◆ **EXERCISE DETAILS**
Search the material for the string "Leopardstown", then return every line where it is found.
◇ ◇ ◇ ◇ ◇ ◇ ◇
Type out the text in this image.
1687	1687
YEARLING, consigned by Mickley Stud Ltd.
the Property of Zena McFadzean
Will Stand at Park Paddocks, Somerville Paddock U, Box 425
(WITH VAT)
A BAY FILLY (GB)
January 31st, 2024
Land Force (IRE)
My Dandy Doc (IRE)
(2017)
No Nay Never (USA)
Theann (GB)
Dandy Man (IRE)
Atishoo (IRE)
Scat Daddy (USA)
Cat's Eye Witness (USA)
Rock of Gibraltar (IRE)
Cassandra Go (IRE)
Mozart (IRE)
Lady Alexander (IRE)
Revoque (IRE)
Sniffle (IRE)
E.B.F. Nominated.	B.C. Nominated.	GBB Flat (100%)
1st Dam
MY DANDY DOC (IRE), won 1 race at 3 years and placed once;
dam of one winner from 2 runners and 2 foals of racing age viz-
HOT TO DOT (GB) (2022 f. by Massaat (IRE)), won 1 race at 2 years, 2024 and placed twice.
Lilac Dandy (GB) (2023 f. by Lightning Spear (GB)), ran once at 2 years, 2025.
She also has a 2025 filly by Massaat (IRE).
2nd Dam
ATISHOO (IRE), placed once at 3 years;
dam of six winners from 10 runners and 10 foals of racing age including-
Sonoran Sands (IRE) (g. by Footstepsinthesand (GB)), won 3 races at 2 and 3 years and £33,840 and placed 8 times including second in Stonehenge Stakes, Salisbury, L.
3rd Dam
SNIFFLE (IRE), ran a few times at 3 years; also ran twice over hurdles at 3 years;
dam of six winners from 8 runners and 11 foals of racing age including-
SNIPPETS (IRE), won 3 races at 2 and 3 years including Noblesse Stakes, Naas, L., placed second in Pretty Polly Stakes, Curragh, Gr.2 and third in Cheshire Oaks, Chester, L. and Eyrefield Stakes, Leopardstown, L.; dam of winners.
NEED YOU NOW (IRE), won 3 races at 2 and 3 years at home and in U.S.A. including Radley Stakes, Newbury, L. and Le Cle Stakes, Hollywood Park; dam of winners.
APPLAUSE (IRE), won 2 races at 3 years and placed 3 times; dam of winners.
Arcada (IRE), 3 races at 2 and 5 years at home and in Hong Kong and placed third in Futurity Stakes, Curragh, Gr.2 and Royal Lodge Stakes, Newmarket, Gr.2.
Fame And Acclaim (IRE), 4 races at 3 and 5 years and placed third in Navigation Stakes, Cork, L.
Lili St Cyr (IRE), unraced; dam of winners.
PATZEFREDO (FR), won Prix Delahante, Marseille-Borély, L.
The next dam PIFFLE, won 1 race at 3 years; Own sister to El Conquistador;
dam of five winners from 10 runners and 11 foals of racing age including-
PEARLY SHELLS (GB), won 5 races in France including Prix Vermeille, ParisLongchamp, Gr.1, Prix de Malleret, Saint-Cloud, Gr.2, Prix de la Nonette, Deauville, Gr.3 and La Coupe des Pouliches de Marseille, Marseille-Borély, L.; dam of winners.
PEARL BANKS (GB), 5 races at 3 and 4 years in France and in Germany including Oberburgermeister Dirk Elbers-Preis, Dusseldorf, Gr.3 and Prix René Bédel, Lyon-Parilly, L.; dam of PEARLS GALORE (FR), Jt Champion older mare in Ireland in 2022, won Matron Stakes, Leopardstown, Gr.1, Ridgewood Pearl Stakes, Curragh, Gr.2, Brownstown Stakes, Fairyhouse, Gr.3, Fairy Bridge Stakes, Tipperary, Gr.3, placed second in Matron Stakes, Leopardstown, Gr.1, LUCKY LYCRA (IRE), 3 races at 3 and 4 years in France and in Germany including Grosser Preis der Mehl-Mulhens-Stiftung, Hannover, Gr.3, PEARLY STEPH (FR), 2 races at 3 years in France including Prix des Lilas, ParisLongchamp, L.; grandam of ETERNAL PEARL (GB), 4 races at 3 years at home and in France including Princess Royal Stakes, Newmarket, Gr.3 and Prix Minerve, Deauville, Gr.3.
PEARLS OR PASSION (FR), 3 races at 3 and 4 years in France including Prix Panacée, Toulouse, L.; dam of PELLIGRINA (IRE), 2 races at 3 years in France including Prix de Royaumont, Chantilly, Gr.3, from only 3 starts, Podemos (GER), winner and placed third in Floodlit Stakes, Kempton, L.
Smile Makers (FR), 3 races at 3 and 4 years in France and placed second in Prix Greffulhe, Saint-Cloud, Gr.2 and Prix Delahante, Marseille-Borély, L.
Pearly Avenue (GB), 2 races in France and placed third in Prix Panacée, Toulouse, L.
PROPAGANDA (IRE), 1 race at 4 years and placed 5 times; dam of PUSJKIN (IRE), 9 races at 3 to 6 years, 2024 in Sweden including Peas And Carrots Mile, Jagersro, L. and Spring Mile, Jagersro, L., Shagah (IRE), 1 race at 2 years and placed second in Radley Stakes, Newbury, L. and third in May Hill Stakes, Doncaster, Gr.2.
◇ ◇ ◇ ◇ ◇ ◇ ◇
◆ **WORKED SOLUTION**
SNIPPETS (IRE), won 3 races at 2 and 3 years including Noblesse Stakes, Naas, L., placed second in Pretty Polly Stakes, Curragh, Gr.2 and third in Cheshire Oaks, Chester, L. and Eyrefield Stakes, Leopardstown, L.; dam of winners.
PEARL BANKS (GB), 5 races at 3 and 4 years in France and in Germany including Oberburgermeister Dirk Elbers-Preis, Dusseldorf, Gr.3 and Prix René Bédel, Lyon-Parilly, L.; dam of PEARLS GALORE (FR), Jt Champion older mare in Ireland in 2022, won Matron Stakes, Leopardstown, Gr.1, Ridgewood Pearl Stakes, Curragh, Gr.2, Brownstown Stakes, Fairyhouse, Gr.3, Fairy Bridge Stakes, Tipperary, Gr.3, placed second in Matron Stakes, Leopardstown, Gr.1, LUCKY LYCRA (IRE), 3 races at 3 and 4 years in France and in Germany including Grosser Preis der Mehl-Mulhens-Stiftung, Hannover, Gr.3, PEARLY STEPH (FR), 2 races at 3 years in France including Prix des Lilas, ParisLongchamp, L.; grandam of ETERNAL PEARL (GB), 4 races at 3 years at home and in France including Princess Royal Stakes, Newmarket, Gr.3 and Prix Minerve, Deauville, Gr.3.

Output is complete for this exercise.